» **Aim of the exercise**
Check the listing below for lines that hold "vluchtelingen". How many are there? Please give only the number.

» **Records for the task**

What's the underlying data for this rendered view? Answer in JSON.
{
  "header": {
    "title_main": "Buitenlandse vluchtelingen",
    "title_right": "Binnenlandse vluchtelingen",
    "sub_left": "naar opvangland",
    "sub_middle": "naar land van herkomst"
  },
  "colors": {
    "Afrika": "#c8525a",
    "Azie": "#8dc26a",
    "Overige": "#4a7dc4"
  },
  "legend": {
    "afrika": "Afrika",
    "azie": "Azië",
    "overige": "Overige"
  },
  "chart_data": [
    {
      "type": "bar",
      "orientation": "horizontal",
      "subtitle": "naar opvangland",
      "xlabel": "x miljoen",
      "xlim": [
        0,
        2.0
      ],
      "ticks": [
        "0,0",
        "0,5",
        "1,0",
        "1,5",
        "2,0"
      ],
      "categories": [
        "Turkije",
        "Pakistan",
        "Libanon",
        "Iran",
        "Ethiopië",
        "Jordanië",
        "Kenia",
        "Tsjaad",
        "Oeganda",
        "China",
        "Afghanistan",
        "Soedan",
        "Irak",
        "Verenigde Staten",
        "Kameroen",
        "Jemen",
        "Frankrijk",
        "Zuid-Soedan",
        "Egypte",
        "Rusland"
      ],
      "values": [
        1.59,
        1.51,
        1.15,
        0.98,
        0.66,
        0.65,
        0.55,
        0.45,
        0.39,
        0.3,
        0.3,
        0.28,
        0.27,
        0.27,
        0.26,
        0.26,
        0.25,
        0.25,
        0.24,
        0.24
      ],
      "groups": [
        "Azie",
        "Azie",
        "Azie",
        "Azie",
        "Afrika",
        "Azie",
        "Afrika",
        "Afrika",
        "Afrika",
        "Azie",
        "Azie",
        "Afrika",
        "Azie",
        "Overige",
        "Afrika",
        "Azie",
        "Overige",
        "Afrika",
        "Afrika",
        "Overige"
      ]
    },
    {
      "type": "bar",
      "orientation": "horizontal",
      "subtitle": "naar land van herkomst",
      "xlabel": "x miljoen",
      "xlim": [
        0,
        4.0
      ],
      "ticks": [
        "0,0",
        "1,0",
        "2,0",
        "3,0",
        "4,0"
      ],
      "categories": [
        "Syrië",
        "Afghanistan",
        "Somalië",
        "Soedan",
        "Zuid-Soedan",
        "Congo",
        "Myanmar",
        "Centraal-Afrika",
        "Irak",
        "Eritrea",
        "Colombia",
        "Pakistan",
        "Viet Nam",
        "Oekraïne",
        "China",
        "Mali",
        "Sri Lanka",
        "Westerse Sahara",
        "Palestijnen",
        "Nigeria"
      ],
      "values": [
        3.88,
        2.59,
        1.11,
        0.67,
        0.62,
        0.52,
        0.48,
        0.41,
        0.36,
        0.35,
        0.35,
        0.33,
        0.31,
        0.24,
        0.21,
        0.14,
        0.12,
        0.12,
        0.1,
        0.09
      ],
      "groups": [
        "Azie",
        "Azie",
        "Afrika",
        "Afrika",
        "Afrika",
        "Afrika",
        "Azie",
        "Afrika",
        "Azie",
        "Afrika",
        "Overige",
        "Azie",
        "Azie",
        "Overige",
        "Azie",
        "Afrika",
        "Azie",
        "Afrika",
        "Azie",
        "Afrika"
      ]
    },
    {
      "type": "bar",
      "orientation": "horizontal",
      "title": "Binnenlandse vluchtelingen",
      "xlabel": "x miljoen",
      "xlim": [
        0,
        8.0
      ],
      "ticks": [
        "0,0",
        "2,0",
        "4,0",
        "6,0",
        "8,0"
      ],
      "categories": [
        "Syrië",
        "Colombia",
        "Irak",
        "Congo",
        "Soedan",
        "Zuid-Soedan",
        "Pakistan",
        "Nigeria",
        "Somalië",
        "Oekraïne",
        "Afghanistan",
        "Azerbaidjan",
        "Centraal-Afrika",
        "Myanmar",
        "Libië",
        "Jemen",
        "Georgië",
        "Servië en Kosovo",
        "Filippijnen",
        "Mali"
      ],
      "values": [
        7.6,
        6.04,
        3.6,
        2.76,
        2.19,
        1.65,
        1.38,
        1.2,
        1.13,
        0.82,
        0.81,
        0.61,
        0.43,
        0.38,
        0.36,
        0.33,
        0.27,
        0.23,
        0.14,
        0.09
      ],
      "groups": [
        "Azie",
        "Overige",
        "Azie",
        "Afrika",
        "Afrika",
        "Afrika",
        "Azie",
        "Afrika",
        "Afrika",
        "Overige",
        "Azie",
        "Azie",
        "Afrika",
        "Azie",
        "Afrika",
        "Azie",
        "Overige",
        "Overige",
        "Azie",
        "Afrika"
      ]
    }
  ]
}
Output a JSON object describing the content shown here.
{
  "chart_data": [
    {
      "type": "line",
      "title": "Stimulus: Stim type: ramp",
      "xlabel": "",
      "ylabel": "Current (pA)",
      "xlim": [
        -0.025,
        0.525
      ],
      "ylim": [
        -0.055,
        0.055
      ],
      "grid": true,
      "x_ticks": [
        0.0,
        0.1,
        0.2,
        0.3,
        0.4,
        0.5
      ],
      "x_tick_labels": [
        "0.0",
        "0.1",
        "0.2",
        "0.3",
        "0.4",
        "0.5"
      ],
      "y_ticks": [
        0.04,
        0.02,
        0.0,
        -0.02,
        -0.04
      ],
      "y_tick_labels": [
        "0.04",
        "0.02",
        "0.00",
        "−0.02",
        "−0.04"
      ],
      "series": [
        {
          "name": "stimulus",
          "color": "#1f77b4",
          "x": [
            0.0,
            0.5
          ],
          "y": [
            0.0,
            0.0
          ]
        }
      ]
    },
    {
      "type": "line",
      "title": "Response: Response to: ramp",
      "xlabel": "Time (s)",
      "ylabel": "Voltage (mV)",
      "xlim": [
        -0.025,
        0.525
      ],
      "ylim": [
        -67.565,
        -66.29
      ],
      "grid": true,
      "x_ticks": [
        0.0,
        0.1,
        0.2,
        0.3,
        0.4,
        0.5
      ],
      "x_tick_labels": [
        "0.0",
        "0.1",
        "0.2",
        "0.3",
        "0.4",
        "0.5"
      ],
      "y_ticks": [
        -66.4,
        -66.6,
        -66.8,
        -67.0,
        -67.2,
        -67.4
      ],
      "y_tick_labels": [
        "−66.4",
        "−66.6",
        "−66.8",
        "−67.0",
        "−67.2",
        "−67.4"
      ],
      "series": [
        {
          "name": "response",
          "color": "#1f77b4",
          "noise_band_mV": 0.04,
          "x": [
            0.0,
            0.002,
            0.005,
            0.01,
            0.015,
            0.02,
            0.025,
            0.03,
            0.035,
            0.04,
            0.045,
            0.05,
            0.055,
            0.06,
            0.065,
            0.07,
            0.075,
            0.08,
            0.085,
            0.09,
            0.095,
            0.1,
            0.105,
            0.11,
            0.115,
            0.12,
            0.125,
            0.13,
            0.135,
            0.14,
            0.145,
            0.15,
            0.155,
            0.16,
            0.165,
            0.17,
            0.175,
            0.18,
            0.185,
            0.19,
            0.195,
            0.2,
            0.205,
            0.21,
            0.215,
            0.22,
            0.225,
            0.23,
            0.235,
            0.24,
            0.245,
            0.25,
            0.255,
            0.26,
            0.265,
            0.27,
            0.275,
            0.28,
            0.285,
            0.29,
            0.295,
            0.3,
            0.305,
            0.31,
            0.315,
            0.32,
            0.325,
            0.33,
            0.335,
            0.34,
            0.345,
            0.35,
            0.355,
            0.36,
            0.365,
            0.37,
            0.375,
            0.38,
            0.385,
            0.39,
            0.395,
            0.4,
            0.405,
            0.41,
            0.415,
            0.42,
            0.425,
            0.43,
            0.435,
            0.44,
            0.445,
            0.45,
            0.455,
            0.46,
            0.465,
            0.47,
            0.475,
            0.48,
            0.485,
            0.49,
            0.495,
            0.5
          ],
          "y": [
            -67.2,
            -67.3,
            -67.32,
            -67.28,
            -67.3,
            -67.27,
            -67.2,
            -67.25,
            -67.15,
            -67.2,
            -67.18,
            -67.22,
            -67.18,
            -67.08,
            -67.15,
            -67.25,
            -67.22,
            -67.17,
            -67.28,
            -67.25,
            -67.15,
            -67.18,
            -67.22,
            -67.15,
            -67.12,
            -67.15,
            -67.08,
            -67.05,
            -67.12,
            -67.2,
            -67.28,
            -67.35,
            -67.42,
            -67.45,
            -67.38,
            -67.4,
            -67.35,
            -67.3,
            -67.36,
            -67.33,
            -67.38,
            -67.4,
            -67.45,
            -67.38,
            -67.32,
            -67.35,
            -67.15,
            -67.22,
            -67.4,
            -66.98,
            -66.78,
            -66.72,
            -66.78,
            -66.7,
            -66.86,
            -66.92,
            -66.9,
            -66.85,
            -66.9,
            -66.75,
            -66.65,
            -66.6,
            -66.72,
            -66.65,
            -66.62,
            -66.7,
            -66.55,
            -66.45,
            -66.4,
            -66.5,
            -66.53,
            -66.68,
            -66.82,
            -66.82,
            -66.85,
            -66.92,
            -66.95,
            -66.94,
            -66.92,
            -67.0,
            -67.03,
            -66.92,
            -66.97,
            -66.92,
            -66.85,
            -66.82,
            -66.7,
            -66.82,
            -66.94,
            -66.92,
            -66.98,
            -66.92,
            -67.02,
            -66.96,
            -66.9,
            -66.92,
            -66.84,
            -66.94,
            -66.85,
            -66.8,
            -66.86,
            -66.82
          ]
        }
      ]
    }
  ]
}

» **Solution**
3